DESCRIPTION OF THE TASK: All lines in the data bearing the string "name" should be identified and copied.

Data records
%%

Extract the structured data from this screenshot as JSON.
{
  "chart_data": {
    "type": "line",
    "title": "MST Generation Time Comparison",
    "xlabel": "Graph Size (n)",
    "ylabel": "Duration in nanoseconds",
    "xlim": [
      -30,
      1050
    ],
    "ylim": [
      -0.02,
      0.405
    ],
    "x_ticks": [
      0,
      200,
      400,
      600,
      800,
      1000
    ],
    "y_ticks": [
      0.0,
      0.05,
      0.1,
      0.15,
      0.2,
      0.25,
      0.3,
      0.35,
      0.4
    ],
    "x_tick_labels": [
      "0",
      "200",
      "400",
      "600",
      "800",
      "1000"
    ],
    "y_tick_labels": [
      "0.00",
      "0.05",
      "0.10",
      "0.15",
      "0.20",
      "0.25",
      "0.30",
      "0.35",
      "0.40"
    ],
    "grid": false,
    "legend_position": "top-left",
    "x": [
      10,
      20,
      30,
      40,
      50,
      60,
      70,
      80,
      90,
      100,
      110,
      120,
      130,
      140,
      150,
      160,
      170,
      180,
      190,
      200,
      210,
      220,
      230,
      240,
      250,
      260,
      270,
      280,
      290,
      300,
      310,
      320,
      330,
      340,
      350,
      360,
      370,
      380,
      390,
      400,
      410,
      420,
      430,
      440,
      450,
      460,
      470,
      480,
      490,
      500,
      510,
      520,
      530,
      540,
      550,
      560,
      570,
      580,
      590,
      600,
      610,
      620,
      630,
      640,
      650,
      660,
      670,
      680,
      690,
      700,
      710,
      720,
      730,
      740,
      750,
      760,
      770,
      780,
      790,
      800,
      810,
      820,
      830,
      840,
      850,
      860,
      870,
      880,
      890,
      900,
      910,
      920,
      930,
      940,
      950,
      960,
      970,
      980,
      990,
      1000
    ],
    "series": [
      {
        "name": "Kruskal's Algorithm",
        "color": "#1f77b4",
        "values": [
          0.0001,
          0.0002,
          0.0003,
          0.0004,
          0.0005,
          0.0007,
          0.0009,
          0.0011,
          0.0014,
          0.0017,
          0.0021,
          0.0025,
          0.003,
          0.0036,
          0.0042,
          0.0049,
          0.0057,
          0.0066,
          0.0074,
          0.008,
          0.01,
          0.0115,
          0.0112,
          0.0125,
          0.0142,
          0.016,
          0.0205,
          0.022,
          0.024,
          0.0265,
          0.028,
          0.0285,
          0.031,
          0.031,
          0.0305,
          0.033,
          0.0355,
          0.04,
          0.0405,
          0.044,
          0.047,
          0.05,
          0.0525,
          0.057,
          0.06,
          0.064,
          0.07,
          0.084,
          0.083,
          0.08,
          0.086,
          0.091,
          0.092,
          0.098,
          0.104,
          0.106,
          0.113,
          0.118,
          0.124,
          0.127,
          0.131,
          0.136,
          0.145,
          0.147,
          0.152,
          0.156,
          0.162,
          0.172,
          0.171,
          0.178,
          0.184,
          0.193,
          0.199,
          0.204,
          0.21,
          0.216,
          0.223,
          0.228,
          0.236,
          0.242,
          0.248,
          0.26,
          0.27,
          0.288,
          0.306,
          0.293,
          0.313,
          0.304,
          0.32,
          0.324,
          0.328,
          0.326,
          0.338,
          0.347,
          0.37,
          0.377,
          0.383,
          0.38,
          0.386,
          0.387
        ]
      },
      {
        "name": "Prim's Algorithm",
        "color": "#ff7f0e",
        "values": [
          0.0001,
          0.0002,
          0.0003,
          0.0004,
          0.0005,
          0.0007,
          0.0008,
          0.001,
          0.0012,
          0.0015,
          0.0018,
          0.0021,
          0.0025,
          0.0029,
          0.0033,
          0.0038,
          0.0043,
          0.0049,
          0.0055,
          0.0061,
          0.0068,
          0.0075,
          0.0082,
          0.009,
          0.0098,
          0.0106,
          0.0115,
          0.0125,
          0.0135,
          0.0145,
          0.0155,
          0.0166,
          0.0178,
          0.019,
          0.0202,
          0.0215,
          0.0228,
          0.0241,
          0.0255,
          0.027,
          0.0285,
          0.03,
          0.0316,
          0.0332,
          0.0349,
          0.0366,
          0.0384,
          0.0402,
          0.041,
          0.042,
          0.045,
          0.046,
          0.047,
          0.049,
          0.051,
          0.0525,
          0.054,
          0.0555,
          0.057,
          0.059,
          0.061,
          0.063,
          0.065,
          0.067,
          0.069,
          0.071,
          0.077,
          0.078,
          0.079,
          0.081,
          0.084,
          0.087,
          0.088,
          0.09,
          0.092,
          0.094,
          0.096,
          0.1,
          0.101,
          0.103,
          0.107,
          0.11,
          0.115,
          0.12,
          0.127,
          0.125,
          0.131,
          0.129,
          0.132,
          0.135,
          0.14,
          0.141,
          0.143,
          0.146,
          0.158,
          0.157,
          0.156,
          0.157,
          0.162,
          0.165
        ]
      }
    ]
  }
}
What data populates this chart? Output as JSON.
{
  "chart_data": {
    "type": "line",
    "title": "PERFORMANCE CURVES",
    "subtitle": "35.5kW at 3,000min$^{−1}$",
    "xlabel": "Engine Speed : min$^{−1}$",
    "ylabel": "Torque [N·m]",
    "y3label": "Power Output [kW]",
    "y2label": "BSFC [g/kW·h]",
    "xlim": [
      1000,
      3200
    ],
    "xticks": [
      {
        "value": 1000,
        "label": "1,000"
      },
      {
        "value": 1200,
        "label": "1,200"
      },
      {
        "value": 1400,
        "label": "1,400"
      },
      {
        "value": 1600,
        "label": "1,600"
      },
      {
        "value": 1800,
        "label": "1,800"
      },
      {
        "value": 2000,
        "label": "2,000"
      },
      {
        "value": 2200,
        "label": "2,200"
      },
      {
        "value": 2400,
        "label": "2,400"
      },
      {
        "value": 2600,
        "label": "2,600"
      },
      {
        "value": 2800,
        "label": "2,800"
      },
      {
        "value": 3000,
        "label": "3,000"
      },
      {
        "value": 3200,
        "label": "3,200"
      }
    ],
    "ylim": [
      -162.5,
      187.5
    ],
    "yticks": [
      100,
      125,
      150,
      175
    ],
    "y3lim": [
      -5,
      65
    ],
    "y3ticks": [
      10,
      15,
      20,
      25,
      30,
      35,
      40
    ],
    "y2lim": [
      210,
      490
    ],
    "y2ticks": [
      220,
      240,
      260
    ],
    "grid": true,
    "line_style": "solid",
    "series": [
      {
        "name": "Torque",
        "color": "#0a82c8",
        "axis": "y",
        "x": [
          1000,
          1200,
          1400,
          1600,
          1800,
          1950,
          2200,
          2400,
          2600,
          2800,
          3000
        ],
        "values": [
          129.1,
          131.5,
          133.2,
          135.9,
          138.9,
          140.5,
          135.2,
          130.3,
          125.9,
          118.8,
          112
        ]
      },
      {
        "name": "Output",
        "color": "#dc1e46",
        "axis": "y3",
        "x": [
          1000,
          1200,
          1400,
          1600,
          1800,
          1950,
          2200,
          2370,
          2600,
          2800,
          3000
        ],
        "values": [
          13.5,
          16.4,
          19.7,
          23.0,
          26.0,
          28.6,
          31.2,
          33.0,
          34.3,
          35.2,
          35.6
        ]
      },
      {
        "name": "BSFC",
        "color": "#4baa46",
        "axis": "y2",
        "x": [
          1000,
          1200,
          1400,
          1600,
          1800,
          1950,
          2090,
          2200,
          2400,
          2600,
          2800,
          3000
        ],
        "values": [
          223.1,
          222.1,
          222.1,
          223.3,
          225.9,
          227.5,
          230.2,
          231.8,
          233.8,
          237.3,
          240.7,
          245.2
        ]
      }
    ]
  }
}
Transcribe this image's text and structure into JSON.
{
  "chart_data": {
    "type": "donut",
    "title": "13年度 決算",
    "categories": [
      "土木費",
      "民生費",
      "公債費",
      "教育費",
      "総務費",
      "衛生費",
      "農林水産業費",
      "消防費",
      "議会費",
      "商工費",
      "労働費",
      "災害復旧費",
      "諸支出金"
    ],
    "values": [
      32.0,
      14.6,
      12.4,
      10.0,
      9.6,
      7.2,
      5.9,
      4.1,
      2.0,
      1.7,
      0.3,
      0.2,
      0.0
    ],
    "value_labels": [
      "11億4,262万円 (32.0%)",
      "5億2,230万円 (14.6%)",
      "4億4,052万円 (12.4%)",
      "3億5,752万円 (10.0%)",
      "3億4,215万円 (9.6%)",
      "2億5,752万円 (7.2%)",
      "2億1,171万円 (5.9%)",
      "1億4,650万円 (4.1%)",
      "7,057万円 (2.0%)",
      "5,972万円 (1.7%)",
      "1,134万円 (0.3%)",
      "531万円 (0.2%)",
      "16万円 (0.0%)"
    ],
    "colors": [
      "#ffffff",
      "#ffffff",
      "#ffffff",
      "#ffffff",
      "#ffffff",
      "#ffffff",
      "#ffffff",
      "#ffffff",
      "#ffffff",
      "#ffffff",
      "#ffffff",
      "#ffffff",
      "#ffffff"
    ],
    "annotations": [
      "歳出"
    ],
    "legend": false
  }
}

%%

SOLUTION BELOW:
        "name": "Kruskal's Algorithm",
        "name": "Prim's Algorithm",
        "name": "Torque",
        "name": "Output",
        "name": "BSFC",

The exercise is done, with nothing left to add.